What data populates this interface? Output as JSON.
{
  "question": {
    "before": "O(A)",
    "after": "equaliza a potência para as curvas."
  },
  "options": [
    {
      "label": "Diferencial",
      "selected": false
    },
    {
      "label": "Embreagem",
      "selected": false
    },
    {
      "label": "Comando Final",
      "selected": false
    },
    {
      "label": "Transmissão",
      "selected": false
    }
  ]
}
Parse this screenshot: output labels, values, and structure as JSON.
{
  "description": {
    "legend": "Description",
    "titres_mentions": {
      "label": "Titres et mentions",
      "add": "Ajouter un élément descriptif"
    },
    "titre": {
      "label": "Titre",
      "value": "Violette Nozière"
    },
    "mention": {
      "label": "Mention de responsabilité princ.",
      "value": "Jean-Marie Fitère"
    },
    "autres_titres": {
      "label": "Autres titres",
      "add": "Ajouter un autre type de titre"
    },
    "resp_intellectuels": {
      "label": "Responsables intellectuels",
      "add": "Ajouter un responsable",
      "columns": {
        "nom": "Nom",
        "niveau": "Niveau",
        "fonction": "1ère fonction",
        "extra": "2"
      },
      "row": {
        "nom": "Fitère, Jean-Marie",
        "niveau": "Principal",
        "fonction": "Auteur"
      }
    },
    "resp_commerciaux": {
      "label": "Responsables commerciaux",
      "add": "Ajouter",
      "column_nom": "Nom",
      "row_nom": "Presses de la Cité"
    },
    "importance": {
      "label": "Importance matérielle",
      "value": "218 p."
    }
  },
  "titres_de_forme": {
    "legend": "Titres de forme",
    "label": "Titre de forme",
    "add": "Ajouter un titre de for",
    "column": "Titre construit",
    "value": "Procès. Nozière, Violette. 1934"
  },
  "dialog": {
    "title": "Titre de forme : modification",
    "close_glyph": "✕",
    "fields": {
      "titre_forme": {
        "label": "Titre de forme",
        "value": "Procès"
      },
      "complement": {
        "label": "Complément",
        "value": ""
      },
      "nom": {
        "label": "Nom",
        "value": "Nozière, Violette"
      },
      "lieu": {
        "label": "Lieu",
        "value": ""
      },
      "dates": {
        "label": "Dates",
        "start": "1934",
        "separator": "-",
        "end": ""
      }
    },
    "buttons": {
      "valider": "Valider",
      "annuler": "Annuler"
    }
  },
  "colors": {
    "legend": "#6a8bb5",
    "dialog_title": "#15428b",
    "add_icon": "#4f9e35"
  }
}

-------------------------

### [EXERCISE BRIEF]
Quote all the records exactly, please, leaving none out.

### [ANSWER TO THIS PROBLEM]
What data populates this interface? Output as JSON.
{
  "question": {
    "before": "O(A)",
    "after": "equaliza a potência para as curvas."
  },
  "options": [
    {
      "label": "Diferencial",
      "selected": false
    },
    {
      "label": "Embreagem",
      "selected": false
    },
    {
      "label": "Comando Final",
      "selected": false
    },
    {
      "label": "Transmissão",
      "selected": false
    }
  ]
}
Parse this screenshot: output labels, values, and structure as JSON.
{
  "description": {
    "legend": "Description",
    "titres_mentions": {
      "label": "Titres et mentions",
      "add": "Ajouter un élément descriptif"
    },
    "titre": {
      "label": "Titre",
      "value": "Violette Nozière"
    },
    "mention": {
      "label": "Mention de responsabilité princ.",
      "value": "Jean-Marie Fitère"
    },
    "autres_titres": {
      "label": "Autres titres",
      "add": "Ajouter un autre type de titre"
    },
    "resp_intellectuels": {
      "label": "Responsables intellectuels",
      "add": "Ajouter un responsable",
      "columns": {
        "nom": "Nom",
        "niveau": "Niveau",
        "fonction": "1ère fonction",
        "extra": "2"
      },
      "row": {
        "nom": "Fitère, Jean-Marie",
        "niveau": "Principal",
        "fonction": "Auteur"
      }
    },
    "resp_commerciaux": {
      "label": "Responsables commerciaux",
      "add": "Ajouter",
      "column_nom": "Nom",
      "row_nom": "Presses de la Cité"
    },
    "importance": {
      "label": "Importance matérielle",
      "value": "218 p."
    }
  },
  "titres_de_forme": {
    "legend": "Titres de forme",
    "label": "Titre de forme",
    "add": "Ajouter un titre de for",
    "column": "Titre construit",
    "value": "Procès. Nozière, Violette. 1934"
  },
  "dialog": {
    "title": "Titre de forme : modification",
    "close_glyph": "✕",
    "fields": {
      "titre_forme": {
        "label": "Titre de forme",
        "value": "Procès"
      },
      "complement": {
        "label": "Complément",
        "value": ""
      },
      "nom": {
        "label": "Nom",
        "value": "Nozière, Violette"
      },
      "lieu": {
        "label": "Lieu",
        "value": ""
      },
      "dates": {
        "label": "Dates",
        "start": "1934",
        "separator": "-",
        "end": ""
      }
    },
    "buttons": {
      "valider": "Valider",
      "annuler": "Annuler"
    }
  },
  "colors": {
    "legend": "#6a8bb5",
    "dialog_title": "#15428b",
    "add_icon": "#4f9e35"
  }
}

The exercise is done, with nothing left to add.